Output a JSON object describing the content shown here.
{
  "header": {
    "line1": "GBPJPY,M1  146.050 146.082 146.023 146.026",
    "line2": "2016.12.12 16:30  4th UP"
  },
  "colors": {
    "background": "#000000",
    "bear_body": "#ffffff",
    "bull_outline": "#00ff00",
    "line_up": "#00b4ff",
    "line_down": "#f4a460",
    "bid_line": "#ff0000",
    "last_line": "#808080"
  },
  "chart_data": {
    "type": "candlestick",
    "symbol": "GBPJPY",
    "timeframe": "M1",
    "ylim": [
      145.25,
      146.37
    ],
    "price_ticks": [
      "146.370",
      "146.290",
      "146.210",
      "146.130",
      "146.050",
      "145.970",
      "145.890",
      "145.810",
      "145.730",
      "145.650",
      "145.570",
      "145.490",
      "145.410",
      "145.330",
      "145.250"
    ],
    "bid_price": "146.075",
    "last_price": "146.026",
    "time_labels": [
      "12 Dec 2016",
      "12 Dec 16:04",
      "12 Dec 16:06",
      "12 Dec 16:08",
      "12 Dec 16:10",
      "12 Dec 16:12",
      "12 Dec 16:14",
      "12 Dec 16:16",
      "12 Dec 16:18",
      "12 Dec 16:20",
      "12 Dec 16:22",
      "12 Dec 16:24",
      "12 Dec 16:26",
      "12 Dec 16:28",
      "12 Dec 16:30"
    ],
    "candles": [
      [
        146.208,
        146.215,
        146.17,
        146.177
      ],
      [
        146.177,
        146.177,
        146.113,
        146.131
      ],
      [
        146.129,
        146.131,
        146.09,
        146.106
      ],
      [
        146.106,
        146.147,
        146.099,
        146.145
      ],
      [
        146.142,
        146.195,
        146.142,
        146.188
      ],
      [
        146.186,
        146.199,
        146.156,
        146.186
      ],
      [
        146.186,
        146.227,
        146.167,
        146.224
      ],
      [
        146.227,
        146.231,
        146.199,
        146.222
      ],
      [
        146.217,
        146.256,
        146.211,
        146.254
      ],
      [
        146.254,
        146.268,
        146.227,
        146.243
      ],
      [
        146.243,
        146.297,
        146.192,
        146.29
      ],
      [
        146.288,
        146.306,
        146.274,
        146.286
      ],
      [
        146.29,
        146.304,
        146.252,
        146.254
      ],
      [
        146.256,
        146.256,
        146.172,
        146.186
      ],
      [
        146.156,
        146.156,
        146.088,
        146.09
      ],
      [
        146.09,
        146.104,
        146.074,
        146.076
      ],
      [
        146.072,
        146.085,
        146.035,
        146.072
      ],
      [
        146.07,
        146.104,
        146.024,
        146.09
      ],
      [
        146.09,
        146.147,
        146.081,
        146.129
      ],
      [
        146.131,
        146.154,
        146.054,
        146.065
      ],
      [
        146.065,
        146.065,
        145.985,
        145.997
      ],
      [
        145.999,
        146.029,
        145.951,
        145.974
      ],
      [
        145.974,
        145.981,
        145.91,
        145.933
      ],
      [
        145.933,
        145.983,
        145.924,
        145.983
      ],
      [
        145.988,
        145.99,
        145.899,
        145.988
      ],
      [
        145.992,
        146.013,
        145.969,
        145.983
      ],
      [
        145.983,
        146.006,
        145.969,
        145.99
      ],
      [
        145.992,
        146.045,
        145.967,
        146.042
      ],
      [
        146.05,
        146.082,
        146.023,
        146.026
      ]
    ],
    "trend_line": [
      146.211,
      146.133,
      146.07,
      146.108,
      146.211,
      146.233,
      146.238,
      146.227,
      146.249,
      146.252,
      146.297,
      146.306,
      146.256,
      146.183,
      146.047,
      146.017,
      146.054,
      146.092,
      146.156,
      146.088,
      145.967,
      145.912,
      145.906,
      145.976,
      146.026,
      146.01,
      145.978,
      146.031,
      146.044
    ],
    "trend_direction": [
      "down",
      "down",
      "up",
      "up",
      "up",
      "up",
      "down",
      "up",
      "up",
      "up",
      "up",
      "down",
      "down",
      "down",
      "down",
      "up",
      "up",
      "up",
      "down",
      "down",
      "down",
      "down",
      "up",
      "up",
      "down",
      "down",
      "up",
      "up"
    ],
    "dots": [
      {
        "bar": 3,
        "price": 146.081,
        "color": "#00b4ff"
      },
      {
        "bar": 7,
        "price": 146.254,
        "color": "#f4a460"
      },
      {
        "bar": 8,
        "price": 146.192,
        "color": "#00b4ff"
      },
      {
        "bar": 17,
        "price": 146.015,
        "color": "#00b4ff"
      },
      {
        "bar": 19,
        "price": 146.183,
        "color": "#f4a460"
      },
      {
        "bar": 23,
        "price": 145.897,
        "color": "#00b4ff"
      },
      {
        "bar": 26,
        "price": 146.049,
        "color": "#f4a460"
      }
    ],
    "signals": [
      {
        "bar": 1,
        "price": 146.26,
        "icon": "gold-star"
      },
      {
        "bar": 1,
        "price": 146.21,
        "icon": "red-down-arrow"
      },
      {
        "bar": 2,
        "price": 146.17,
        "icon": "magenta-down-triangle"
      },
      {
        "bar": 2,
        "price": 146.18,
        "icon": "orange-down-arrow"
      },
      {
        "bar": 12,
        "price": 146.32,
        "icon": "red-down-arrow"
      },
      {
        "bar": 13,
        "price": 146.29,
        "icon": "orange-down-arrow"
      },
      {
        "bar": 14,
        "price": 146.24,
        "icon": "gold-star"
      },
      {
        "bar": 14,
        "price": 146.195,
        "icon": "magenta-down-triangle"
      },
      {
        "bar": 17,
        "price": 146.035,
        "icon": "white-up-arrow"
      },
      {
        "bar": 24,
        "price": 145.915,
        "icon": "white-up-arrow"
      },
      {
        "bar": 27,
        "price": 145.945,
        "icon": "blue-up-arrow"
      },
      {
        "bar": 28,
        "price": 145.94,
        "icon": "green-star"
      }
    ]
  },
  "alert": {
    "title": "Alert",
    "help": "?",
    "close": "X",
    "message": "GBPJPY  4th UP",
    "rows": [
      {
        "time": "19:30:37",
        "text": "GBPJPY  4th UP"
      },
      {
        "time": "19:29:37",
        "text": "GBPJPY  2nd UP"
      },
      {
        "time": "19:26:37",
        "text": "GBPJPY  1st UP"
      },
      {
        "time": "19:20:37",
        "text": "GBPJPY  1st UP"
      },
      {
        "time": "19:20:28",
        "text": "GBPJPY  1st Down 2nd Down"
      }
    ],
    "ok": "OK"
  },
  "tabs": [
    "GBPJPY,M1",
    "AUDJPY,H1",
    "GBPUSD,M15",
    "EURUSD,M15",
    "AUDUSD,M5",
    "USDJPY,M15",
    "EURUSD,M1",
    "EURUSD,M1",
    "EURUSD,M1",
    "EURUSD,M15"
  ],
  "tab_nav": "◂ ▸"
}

+-------+

* AIM *
Reproduce the material above, every line of it, exactly.

* WORKED SOLUTION *
Output a JSON object describing the content shown here.
{
  "header": {
    "line1": "GBPJPY,M1  146.050 146.082 146.023 146.026",
    "line2": "2016.12.12 16:30  4th UP"
  },
  "colors": {
    "background": "#000000",
    "bear_body": "#ffffff",
    "bull_outline": "#00ff00",
    "line_up": "#00b4ff",
    "line_down": "#f4a460",
    "bid_line": "#ff0000",
    "last_line": "#808080"
  },
  "chart_data": {
    "type": "candlestick",
    "symbol": "GBPJPY",
    "timeframe": "M1",
    "ylim": [
      145.25,
      146.37
    ],
    "price_ticks": [
      "146.370",
      "146.290",
      "146.210",
      "146.130",
      "146.050",
      "145.970",
      "145.890",
      "145.810",
      "145.730",
      "145.650",
      "145.570",
      "145.490",
      "145.410",
      "145.330",
      "145.250"
    ],
    "bid_price": "146.075",
    "last_price": "146.026",
    "time_labels": [
      "12 Dec 2016",
      "12 Dec 16:04",
      "12 Dec 16:06",
      "12 Dec 16:08",
      "12 Dec 16:10",
      "12 Dec 16:12",
      "12 Dec 16:14",
      "12 Dec 16:16",
      "12 Dec 16:18",
      "12 Dec 16:20",
      "12 Dec 16:22",
      "12 Dec 16:24",
      "12 Dec 16:26",
      "12 Dec 16:28",
      "12 Dec 16:30"
    ],
    "candles": [
      [
        146.208,
        146.215,
        146.17,
        146.177
      ],
      [
        146.177,
        146.177,
        146.113,
        146.131
      ],
      [
        146.129,
        146.131,
        146.09,
        146.106
      ],
      [
        146.106,
        146.147,
        146.099,
        146.145
      ],
      [
        146.142,
        146.195,
        146.142,
        146.188
      ],
      [
        146.186,
        146.199,
        146.156,
        146.186
      ],
      [
        146.186,
        146.227,
        146.167,
        146.224
      ],
      [
        146.227,
        146.231,
        146.199,
        146.222
      ],
      [
        146.217,
        146.256,
        146.211,
        146.254
      ],
      [
        146.254,
        146.268,
        146.227,
        146.243
      ],
      [
        146.243,
        146.297,
        146.192,
        146.29
      ],
      [
        146.288,
        146.306,
        146.274,
        146.286
      ],
      [
        146.29,
        146.304,
        146.252,
        146.254
      ],
      [
        146.256,
        146.256,
        146.172,
        146.186
      ],
      [
        146.156,
        146.156,
        146.088,
        146.09
      ],
      [
        146.09,
        146.104,
        146.074,
        146.076
      ],
      [
        146.072,
        146.085,
        146.035,
        146.072
      ],
      [
        146.07,
        146.104,
        146.024,
        146.09
      ],
      [
        146.09,
        146.147,
        146.081,
        146.129
      ],
      [
        146.131,
        146.154,
        146.054,
        146.065
      ],
      [
        146.065,
        146.065,
        145.985,
        145.997
      ],
      [
        145.999,
        146.029,
        145.951,
        145.974
      ],
      [
        145.974,
        145.981,
        145.91,
        145.933
      ],
      [
        145.933,
        145.983,
        145.924,
        145.983
      ],
      [
        145.988,
        145.99,
        145.899,
        145.988
      ],
      [
        145.992,
        146.013,
        145.969,
        145.983
      ],
      [
        145.983,
        146.006,
        145.969,
        145.99
      ],
      [
        145.992,
        146.045,
        145.967,
        146.042
      ],
      [
        146.05,
        146.082,
        146.023,
        146.026
      ]
    ],
    "trend_line": [
      146.211,
      146.133,
      146.07,
      146.108,
      146.211,
      146.233,
      146.238,
      146.227,
      146.249,
      146.252,
      146.297,
      146.306,
      146.256,
      146.183,
      146.047,
      146.017,
      146.054,
      146.092,
      146.156,
      146.088,
      145.967,
      145.912,
      145.906,
      145.976,
      146.026,
      146.01,
      145.978,
      146.031,
      146.044
    ],
    "trend_direction": [
      "down",
      "down",
      "up",
      "up",
      "up",
      "up",
      "down",
      "up",
      "up",
      "up",
      "up",
      "down",
      "down",
      "down",
      "down",
      "up",
      "up",
      "up",
      "down",
      "down",
      "down",
      "down",
      "up",
      "up",
      "down",
      "down",
      "up",
      "up"
    ],
    "dots": [
      {
        "bar": 3,
        "price": 146.081,
        "color": "#00b4ff"
      },
      {
        "bar": 7,
        "price": 146.254,
        "color": "#f4a460"
      },
      {
        "bar": 8,
        "price": 146.192,
        "color": "#00b4ff"
      },
      {
        "bar": 17,
        "price": 146.015,
        "color": "#00b4ff"
      },
      {
        "bar": 19,
        "price": 146.183,
        "color": "#f4a460"
      },
      {
        "bar": 23,
        "price": 145.897,
        "color": "#00b4ff"
      },
      {
        "bar": 26,
        "price": 146.049,
        "color": "#f4a460"
      }
    ],
    "signals": [
      {
        "bar": 1,
        "price": 146.26,
        "icon": "gold-star"
      },
      {
        "bar": 1,
        "price": 146.21,
        "icon": "red-down-arrow"
      },
      {
        "bar": 2,
        "price": 146.17,
        "icon": "magenta-down-triangle"
      },
      {
        "bar": 2,
        "price": 146.18,
        "icon": "orange-down-arrow"
      },
      {
        "bar": 12,
        "price": 146.32,
        "icon": "red-down-arrow"
      },
      {
        "bar": 13,
        "price": 146.29,
        "icon": "orange-down-arrow"
      },
      {
        "bar": 14,
        "price": 146.24,
        "icon": "gold-star"
      },
      {
        "bar": 14,
        "price": 146.195,
        "icon": "magenta-down-triangle"
      },
      {
        "bar": 17,
        "price": 146.035,
        "icon": "white-up-arrow"
      },
      {
        "bar": 24,
        "price": 145.915,
        "icon": "white-up-arrow"
      },
      {
        "bar": 27,
        "price": 145.945,
        "icon": "blue-up-arrow"
      },
      {
        "bar": 28,
        "price": 145.94,
        "icon": "green-star"
      }
    ]
  },
  "alert": {
    "title": "Alert",
    "help": "?",
    "close": "X",
    "message": "GBPJPY  4th UP",
    "rows": [
      {
        "time": "19:30:37",
        "text": "GBPJPY  4th UP"
      },
      {
        "time": "19:29:37",
        "text": "GBPJPY  2nd UP"
      },
      {
        "time": "19:26:37",
        "text": "GBPJPY  1st UP"
      },
      {
        "time": "19:20:37",
        "text": "GBPJPY  1st UP"
      },
      {
        "time": "19:20:28",
        "text": "GBPJPY  1st Down 2nd Down"
      }
    ],
    "ok": "OK"
  },
  "tabs": [
    "GBPJPY,M1",
    "AUDJPY,H1",
    "GBPUSD,M15",
    "EURUSD,M15",
    "AUDUSD,M5",
    "USDJPY,M15",
    "EURUSD,M1",
    "EURUSD,M1",
    "EURUSD,M1",
    "EURUSD,M15"
  ],
  "tab_nav": "◂ ▸"
}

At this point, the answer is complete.